— Begin Supplied entries —

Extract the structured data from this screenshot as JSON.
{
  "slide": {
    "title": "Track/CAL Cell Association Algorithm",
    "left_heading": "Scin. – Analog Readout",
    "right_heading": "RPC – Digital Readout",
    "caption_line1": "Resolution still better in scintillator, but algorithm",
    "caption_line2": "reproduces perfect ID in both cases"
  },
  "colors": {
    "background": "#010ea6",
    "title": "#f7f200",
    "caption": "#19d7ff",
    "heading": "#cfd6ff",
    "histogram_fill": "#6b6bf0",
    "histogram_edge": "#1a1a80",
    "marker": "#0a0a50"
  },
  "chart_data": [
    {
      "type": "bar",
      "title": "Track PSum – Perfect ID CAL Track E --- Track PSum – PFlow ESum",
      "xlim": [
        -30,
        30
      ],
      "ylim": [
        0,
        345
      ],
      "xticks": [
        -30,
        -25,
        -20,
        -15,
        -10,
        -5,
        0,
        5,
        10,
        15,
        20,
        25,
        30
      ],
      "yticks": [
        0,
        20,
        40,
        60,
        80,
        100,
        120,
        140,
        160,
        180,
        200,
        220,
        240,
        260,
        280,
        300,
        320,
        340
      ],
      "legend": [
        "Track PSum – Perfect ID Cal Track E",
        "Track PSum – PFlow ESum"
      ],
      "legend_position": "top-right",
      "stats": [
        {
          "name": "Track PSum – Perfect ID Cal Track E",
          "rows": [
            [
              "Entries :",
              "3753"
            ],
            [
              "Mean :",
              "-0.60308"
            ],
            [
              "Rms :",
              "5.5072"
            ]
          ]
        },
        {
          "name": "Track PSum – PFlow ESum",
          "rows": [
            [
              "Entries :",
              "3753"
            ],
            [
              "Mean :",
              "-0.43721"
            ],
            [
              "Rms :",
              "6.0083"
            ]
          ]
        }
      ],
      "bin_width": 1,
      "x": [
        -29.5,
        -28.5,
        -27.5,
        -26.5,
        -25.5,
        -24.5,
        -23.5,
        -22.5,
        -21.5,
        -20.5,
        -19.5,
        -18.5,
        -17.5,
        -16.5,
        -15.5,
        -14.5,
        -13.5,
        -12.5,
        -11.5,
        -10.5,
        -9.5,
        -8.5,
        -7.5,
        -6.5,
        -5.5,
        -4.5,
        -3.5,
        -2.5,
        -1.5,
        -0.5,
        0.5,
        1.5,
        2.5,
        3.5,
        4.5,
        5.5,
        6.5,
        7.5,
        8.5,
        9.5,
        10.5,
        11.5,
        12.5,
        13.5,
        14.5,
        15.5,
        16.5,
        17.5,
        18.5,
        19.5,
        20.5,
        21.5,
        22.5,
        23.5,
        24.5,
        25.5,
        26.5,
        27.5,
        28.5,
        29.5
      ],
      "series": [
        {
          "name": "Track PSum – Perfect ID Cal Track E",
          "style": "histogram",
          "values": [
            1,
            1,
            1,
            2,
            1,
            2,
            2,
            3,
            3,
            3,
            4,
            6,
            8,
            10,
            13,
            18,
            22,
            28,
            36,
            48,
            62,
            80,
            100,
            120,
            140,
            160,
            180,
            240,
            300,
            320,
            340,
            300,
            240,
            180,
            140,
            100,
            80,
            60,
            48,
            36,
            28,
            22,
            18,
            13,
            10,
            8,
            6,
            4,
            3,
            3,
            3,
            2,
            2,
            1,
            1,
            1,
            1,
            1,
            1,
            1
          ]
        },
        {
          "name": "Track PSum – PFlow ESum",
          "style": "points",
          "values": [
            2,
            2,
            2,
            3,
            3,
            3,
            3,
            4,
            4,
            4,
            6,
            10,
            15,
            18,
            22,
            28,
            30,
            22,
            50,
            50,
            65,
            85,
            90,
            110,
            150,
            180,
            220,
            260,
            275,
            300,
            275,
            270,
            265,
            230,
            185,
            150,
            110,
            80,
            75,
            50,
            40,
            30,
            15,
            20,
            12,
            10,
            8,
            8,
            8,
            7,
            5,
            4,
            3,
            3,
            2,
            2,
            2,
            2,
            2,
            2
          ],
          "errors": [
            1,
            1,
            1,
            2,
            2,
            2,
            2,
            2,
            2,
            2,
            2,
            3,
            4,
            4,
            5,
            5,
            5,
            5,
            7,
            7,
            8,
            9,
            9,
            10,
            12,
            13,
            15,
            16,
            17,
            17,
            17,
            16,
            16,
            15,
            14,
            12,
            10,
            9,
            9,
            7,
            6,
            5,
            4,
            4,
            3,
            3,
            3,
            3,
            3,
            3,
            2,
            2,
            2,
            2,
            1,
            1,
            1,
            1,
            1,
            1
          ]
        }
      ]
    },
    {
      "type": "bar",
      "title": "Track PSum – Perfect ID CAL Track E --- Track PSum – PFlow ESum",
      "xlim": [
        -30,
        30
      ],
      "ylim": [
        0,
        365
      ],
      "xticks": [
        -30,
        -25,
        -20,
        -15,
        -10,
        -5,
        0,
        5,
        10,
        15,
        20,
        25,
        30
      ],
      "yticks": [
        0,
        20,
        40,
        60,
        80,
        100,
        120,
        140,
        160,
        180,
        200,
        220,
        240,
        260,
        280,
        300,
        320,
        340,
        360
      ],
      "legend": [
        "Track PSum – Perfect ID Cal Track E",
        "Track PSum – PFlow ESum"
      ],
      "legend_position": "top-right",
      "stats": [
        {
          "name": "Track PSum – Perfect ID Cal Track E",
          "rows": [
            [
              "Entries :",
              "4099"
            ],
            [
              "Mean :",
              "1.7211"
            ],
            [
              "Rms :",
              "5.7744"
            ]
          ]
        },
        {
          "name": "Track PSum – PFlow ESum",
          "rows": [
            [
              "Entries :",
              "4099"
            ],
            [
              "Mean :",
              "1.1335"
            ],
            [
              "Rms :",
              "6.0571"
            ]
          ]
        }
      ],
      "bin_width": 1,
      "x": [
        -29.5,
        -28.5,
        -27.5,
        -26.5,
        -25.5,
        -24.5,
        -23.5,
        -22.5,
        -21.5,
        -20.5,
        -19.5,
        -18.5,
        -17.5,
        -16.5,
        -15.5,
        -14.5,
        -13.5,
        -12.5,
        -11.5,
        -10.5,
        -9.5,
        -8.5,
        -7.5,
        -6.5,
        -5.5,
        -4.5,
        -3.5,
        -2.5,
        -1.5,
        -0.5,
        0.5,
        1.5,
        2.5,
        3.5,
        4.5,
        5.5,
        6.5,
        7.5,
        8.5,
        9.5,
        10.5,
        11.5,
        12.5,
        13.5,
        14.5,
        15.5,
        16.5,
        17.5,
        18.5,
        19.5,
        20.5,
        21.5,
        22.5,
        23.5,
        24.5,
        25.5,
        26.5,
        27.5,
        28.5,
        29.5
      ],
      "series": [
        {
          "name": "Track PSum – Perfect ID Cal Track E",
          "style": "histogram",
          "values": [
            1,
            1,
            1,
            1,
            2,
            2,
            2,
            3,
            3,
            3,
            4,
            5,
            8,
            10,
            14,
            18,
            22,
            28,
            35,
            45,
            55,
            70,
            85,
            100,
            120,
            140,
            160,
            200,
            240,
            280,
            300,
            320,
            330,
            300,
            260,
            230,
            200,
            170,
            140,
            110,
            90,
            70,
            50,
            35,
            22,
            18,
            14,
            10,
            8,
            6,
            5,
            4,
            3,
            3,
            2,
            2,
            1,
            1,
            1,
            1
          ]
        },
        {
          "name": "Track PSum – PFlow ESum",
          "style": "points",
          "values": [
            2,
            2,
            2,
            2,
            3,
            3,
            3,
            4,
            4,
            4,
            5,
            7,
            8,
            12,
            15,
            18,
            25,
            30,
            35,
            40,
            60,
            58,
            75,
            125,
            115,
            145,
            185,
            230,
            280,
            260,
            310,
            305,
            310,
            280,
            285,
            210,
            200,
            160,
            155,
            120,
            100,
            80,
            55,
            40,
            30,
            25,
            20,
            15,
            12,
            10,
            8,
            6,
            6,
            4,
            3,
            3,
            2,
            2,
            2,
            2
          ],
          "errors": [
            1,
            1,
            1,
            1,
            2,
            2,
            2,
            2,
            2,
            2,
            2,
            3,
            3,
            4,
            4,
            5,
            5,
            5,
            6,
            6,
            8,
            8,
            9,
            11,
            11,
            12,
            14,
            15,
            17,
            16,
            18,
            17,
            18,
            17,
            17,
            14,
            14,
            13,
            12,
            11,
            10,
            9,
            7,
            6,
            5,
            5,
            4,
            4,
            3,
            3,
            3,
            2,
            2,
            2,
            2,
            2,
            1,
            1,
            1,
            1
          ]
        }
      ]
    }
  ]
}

— End Supplied entries —

Problem to work on: Wherever the string "Readout" appears in the entries above, list that line.

Exercise result:
    "left_heading": "Scin. – Analog Readout",
    "right_heading": "RPC – Digital Readout",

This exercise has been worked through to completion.